* **EXERCISE REQUIREMENTS**
Gather the lines below that include the string "中山市环境保护科学研究院有限公司", copying each in full.

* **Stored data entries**
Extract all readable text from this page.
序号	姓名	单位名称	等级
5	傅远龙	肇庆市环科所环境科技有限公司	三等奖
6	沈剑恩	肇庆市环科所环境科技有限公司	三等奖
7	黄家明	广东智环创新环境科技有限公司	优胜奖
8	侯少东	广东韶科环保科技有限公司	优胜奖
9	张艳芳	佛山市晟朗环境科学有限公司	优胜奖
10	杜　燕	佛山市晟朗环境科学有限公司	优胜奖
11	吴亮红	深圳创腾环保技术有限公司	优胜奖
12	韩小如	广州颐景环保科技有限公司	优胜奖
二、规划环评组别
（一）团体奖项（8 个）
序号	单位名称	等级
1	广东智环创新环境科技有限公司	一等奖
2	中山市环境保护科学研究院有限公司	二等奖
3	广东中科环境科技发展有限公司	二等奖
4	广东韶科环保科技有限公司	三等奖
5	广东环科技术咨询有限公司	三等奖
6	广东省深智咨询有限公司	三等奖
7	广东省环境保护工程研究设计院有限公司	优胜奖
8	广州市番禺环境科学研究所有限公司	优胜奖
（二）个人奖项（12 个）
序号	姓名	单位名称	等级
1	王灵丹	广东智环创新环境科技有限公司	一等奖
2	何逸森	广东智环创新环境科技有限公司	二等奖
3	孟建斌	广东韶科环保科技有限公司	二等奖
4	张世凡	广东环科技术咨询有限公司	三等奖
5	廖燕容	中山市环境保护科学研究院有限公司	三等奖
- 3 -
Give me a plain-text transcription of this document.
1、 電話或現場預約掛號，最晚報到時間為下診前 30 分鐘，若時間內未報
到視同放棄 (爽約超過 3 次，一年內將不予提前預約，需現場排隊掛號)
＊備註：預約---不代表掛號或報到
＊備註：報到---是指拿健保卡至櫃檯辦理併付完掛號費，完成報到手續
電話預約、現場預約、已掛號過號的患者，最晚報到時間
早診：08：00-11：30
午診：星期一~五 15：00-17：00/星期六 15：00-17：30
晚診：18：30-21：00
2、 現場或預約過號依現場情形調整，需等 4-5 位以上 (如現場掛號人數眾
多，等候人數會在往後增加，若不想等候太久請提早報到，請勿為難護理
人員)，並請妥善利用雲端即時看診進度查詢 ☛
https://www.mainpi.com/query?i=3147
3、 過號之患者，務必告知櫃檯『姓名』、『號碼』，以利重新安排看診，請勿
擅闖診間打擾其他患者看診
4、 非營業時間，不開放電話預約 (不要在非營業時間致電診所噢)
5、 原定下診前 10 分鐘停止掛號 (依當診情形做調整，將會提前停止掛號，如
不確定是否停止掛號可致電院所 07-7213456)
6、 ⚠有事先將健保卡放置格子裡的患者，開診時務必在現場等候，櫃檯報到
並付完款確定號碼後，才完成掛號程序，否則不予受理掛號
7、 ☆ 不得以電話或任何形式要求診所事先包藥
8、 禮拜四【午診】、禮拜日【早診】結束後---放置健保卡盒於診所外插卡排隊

* **RESULT OF THIS TASK**
2	中山市环境保护科学研究院有限公司	二等奖
5	廖燕容	中山市环境保护科学研究院有限公司	三等奖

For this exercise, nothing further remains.